:: PROBLEM SET ::
**1)** In the smoked salmon thread, what ratio of dark brown sugar to pickling salt goes into the brine?
**2)** Reproduce the part of the smoked salmon thread that starts with "Man that looks" and goes on through "is killing me.".

:: EXCERPTED PASSAGE ::
## start
# My smoked salmon q-view



## pitrow (Dec 23, 2007)

Seems like it 'tis the season for smoked salmon q-view so here's mine.

Started off with these four pretty ladies.


Then I deboned them and prepped them for brine. They spent the night soaking up the brine and this morning I rinsed and laid them out while the smoker was warming up. All prepped and ready for smoking.



About 4 and a half hours in the smoker at 155, using hickory chips. 

Finished product, looks yummy, can't wait to try 'em!


----------



## salmonclubber (Dec 23, 2007)

pitrow 

good looking stuff


----------



## dadwith4daughters (Dec 23, 2007)

Pitrow, man does that look good. I noticed you sliced the meat. Why is that?


----------



## morkdach (Dec 23, 2007)

that looks great i'm planning on tring some once the weather comes around these ice storms are not getting it. hard to smoke in with no power and elec smoker. howd it taste with hickory thats what i was planning on.


----------



## cowgirl (Dec 23, 2007)

Looks great PitRow!
Dibs on any leftovers.


----------



## fritz (Dec 23, 2007)

Man that looks great!! I need to start smoking some fish. Thanks for the qview, nice pics.


----------



## pitrow (Dec 24, 2007)

Thanks everyone! I'll let you know how it tastes tomorrow after my Christmas get-together! Having it all sit here and not be able to taste any of it is killing me.

Not really for any reason in particular, but it does seem to allow the brine to get into the meat easier and it seems to cook a little more evenly. Plus it gives it more surface area for the smoke to adhere to. And it seems to make it easier for people to pull off a little piece when eating it. I've only done it for the last 4 or so batches, but so far I'm liking it.


----------



## minn.bill (Dec 24, 2007)

looks good what did you use for brine?


----------



## pitrow (Dec 24, 2007)

4-to-1 mix of dark brown sugar and pickling salt, with about 4 garlic cloves minced and thrown in. Simpler is better in my book. No sense in trying to overpower the taste of the smoke and the salmon with lots of other things.


----------



## pitrow (Dec 26, 2007)

Just to update. It was yummy! The fillet I kept whole was gone in less than an hour.


----------



## striding man (Dec 27, 2007)

That looks yummy! I've got a few salmon fillets in the freezer, looks like I need to get them out and try that.


----------



## richtee (Dec 27, 2007)

Welcome Strider... heh  Aragorn? Anyway, head over to roll Call Forum and introduce yerself proper-like. we're kinda old fashioned 'round here... and if ya wanna know how to Q- you found the right place!
## end
:: DATA SHOWN ::
## start
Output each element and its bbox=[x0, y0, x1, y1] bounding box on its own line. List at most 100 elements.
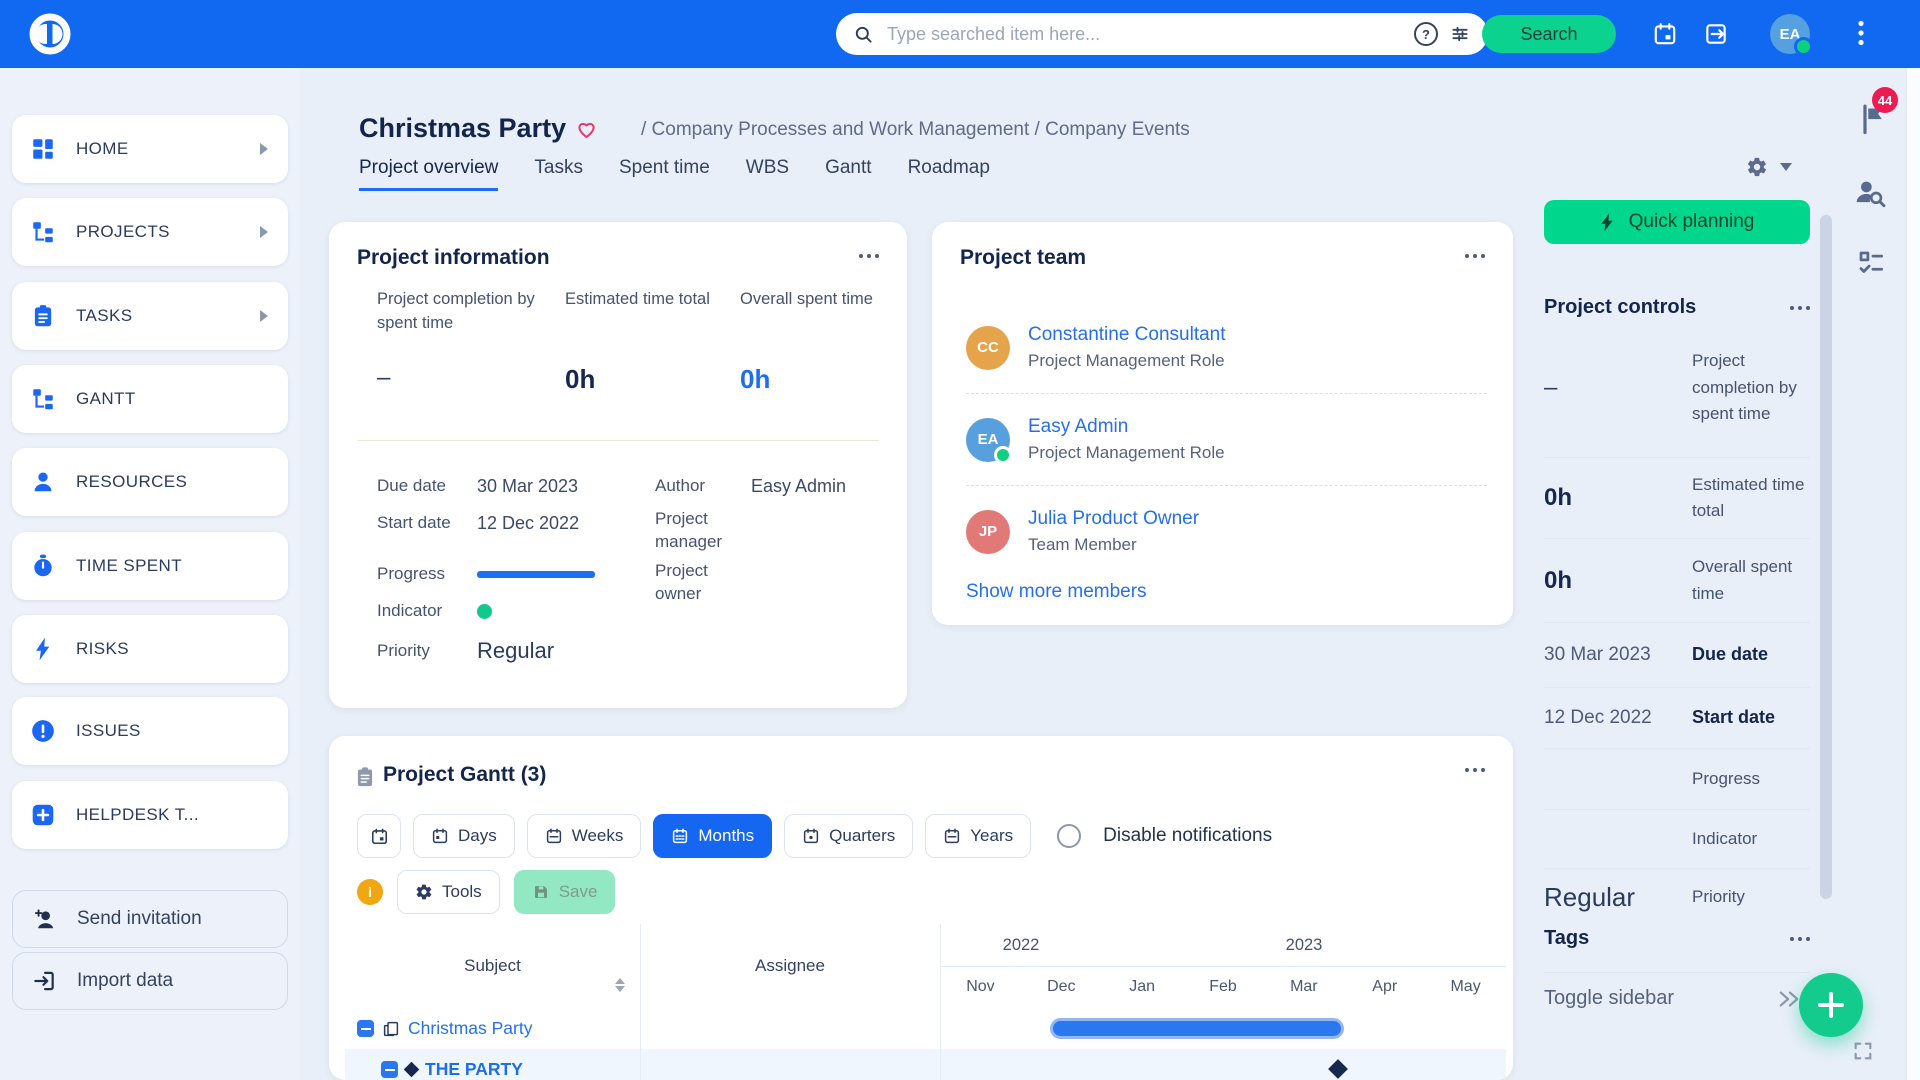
## end
:: TASK RESPONSES ::
**1)** A 4-to-1 mix of dark brown sugar to pickling salt.

**2)**
Man that looks great!! I need to start smoking some fish. Thanks for the qview, nice pics.


----------



## pitrow (Dec 24, 2007)

Thanks everyone! I'll let you know how it tastes tomorrow after my Christmas get-together! Having it all sit here and not be able to taste any of it is killing me.